**What is required**. Return all of the entries word for word, but omit the pictures they contain.

Stored records:
━━━━━━━━━━━━━━━━━━━━

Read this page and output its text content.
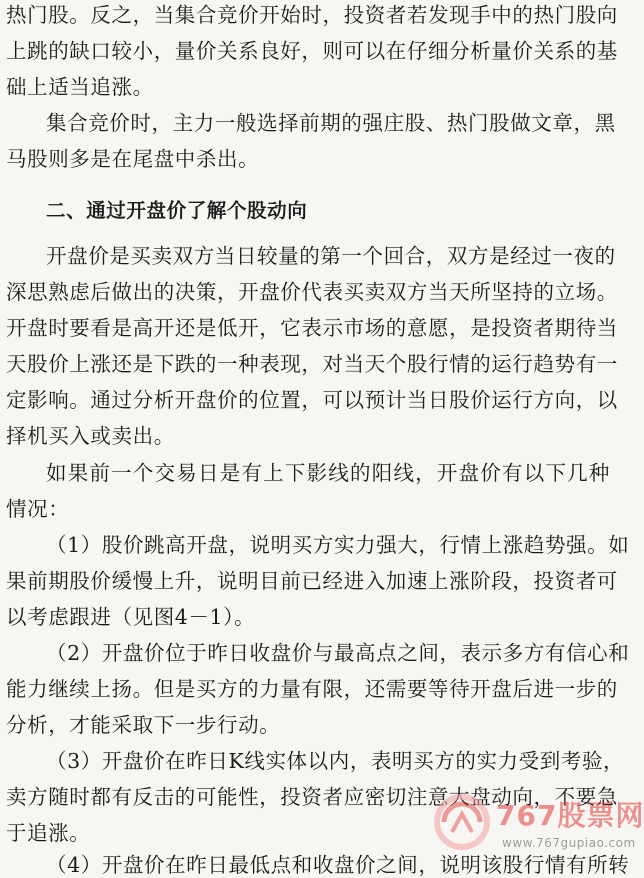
热门股。反之，当集合竞价开始时，投资者若发现手中的热门股向
上跳的缺口较小，量价关系良好，则可以在仔细分析量价关系的基
础上适当追涨。
集合竞价时，主力一般选择前期的强庄股、热门股做文章，黑
马股则多是在尾盘中杀出。
二、通过开盘价了解个股动向
开盘价是买卖双方当日较量的第一个回合，双方是经过一夜的
深思熟虑后做出的决策，开盘价代表买卖双方当天所坚持的立场。
开盘时要看是高开还是低开，它表示市场的意愿，是投资者期待当
天股价上涨还是下跌的一种表现，对当天个股行情的运行趋势有一
定影响。通过分析开盘价的位置，可以预计当日股价运行方向，以
择机买入或卖出。
如果前一个交易日是有上下影线的阳线，开盘价有以下几种
情况：
（1）股价跳高开盘，说明买方实力强大，行情上涨趋势强。如
果前期股价缓慢上升，说明目前已经进入加速上涨阶段，投资者可
以考虑跟进（见图4－1）。
（2）开盘价位于昨日收盘价与最高点之间，表示多方有信心和
能力继续上扬。但是买方的力量有限，还需要等待开盘后进一步的
分析，才能采取下一步行动。
（3）开盘价在昨日K线实体以内，表明买方的实力受到考验，
卖方随时都有反击的可能性，投资者应密切注意大盘动向，不要急
于追涨。
（4）开盘价在昨日最低点和收盘价之间，说明该股行情有所转
767股票网
www.767gupiao.com
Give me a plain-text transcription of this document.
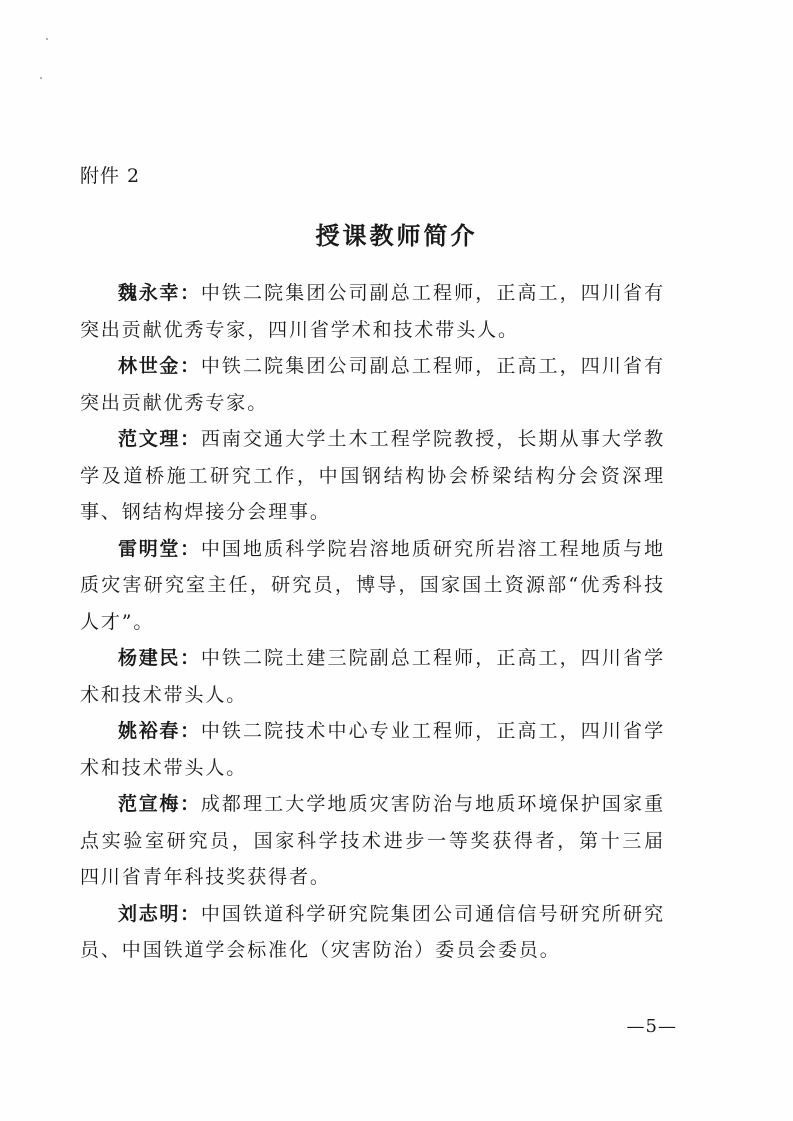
附件 2
授课教师简介

魏永幸：中铁二院集团公司副总工程师，正高工，四川省有突出贡献优秀专家，四川省学术和技术带头人。

林世金：中铁二院集团公司副总工程师，正高工，四川省有突出贡献优秀专家。

范文理：西南交通大学土木工程学院教授，长期从事大学教学及道桥施工研究工作，中国钢结构协会桥梁结构分会资深理事、钢结构焊接分会理事。

雷明堂：中国地质科学院岩溶地质研究所岩溶工程地质与地质灾害研究室主任，研究员，博导，国家国土资源部“优秀科技人才”。

杨建民：中铁二院土建三院副总工程师，正高工，四川省学术和技术带头人。

姚裕春：中铁二院技术中心专业工程师，正高工，四川省学术和技术带头人。

范宣梅：成都理工大学地质灾害防治与地质环境保护国家重点实验室研究员，国家科学技术进步一等奖获得者，第十三届四川省青年科技奖获得者。

刘志明：中国铁道科学研究院集团公司通信信号研究所研究员、中国铁道学会标准化（灾害防治）委员会委员。

—5—
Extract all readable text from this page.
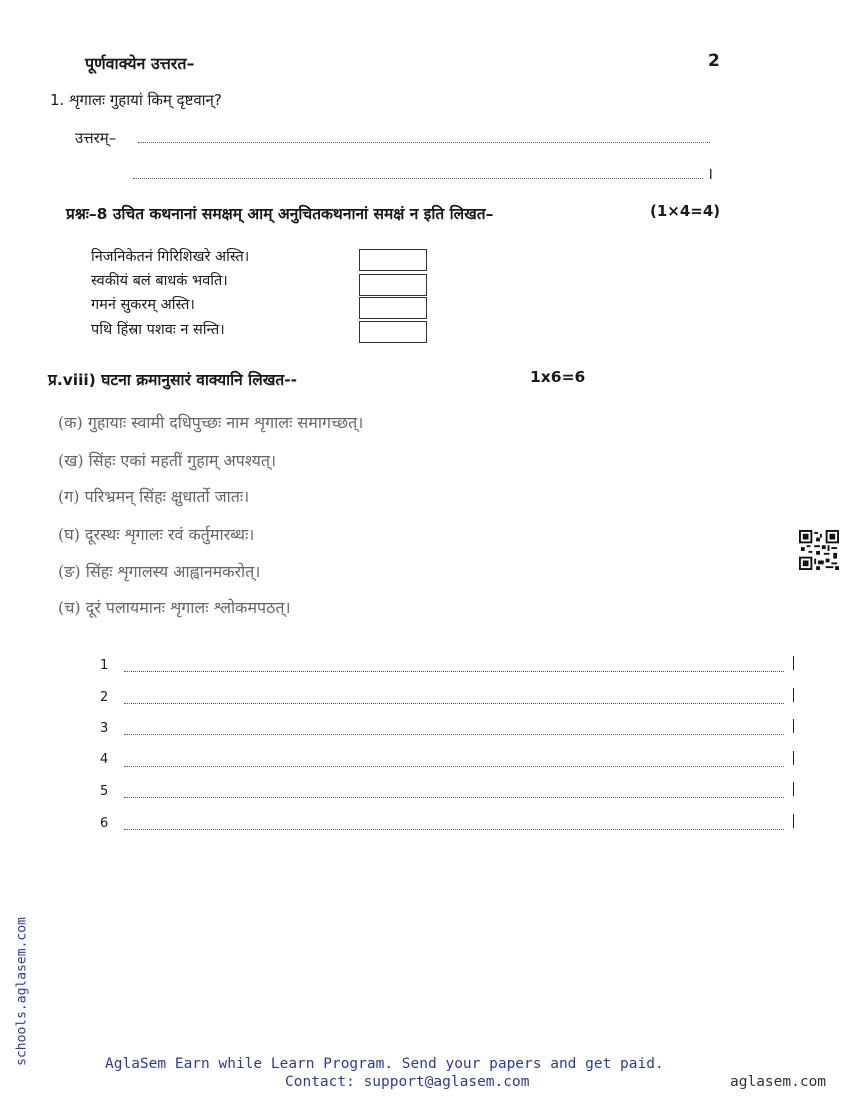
पूर्णवाक्येन उत्तरत–	2
1. शृगालः गुहायां किम् दृष्टवान्?
उत्तरम्–
।
प्रश्नः–8 उचित कथनानां समक्षम् आम् अनुचितकथनानां समक्षं न इति लिखत–	(1×4=4)
निजनिकेतनं गिरिशिखरे अस्ति।
स्वकीयं बलं बाधकं भवति।
गमनं सुकरम् अस्ति।
पथि हिंस्रा पशवः न सन्ति।
प्र.viii) घटना क्रमानुसारं वाक्यानि लिखत--	1x6=6
(क) गुहायाः स्वामी दधिपुच्छः नाम शृगालः समागच्छत्।
(ख) सिंहः एकां महतीं गुहाम् अपश्यत्।
(ग) परिभ्रमन् सिंहः क्षुधार्तो जातः।
(घ) दूरस्थः शृगालः रवं कर्तुमारब्धः।
(ङ) सिंहः शृगालस्य आह्वानमकरोत्।
(च) दूरं पलायमानः शृगालः श्लोकमपठत्।
1
2
3
4
5
6
schools.aglasem.com	AglaSem Earn while Learn Program. Send your papers and get paid.
Contact: support@aglasem.com	aglasem.com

━━━━━━━━━━━━━━━━━━━━

**Correct result**.
Read this page and output its text content.
热门股。反之，当集合竞价开始时，投资者若发现手中的热门股向
上跳的缺口较小，量价关系良好，则可以在仔细分析量价关系的基
础上适当追涨。
集合竞价时，主力一般选择前期的强庄股、热门股做文章，黑
马股则多是在尾盘中杀出。
二、通过开盘价了解个股动向
开盘价是买卖双方当日较量的第一个回合，双方是经过一夜的
深思熟虑后做出的决策，开盘价代表买卖双方当天所坚持的立场。
开盘时要看是高开还是低开，它表示市场的意愿，是投资者期待当
天股价上涨还是下跌的一种表现，对当天个股行情的运行趋势有一
定影响。通过分析开盘价的位置，可以预计当日股价运行方向，以
择机买入或卖出。
如果前一个交易日是有上下影线的阳线，开盘价有以下几种
情况：
（1）股价跳高开盘，说明买方实力强大，行情上涨趋势强。如
果前期股价缓慢上升，说明目前已经进入加速上涨阶段，投资者可
以考虑跟进（见图4－1）。
（2）开盘价位于昨日收盘价与最高点之间，表示多方有信心和
能力继续上扬。但是买方的力量有限，还需要等待开盘后进一步的
分析，才能采取下一步行动。
（3）开盘价在昨日K线实体以内，表明买方的实力受到考验，
卖方随时都有反击的可能性，投资者应密切注意大盘动向，不要急
于追涨。
（4）开盘价在昨日最低点和收盘价之间，说明该股行情有所转
767股票网
www.767gupiao.com
Give me a plain-text transcription of this document.
附件 2
授课教师简介

魏永幸：中铁二院集团公司副总工程师，正高工，四川省有突出贡献优秀专家，四川省学术和技术带头人。

林世金：中铁二院集团公司副总工程师，正高工，四川省有突出贡献优秀专家。

范文理：西南交通大学土木工程学院教授，长期从事大学教学及道桥施工研究工作，中国钢结构协会桥梁结构分会资深理事、钢结构焊接分会理事。

雷明堂：中国地质科学院岩溶地质研究所岩溶工程地质与地质灾害研究室主任，研究员，博导，国家国土资源部“优秀科技人才”。

杨建民：中铁二院土建三院副总工程师，正高工，四川省学术和技术带头人。

姚裕春：中铁二院技术中心专业工程师，正高工，四川省学术和技术带头人。

范宣梅：成都理工大学地质灾害防治与地质环境保护国家重点实验室研究员，国家科学技术进步一等奖获得者，第十三届四川省青年科技奖获得者。

刘志明：中国铁道科学研究院集团公司通信信号研究所研究员、中国铁道学会标准化（灾害防治）委员会委员。

—5—
Extract all readable text from this page.
पूर्णवाक्येन उत्तरत–	2
1. शृगालः गुहायां किम् दृष्टवान्?
उत्तरम्–
।
प्रश्नः–8 उचित कथनानां समक्षम् आम् अनुचितकथनानां समक्षं न इति लिखत–	(1×4=4)
निजनिकेतनं गिरिशिखरे अस्ति।
स्वकीयं बलं बाधकं भवति।
गमनं सुकरम् अस्ति।
पथि हिंस्रा पशवः न सन्ति।
प्र.viii) घटना क्रमानुसारं वाक्यानि लिखत--	1x6=6
(क) गुहायाः स्वामी दधिपुच्छः नाम शृगालः समागच्छत्।
(ख) सिंहः एकां महतीं गुहाम् अपश्यत्।
(ग) परिभ्रमन् सिंहः क्षुधार्तो जातः।
(घ) दूरस्थः शृगालः रवं कर्तुमारब्धः।
(ङ) सिंहः शृगालस्य आह्वानमकरोत्।
(च) दूरं पलायमानः शृगालः श्लोकमपठत्।
1
2
3
4
5
6
schools.aglasem.com	AglaSem Earn while Learn Program. Send your papers and get paid.
Contact: support@aglasem.com	aglasem.com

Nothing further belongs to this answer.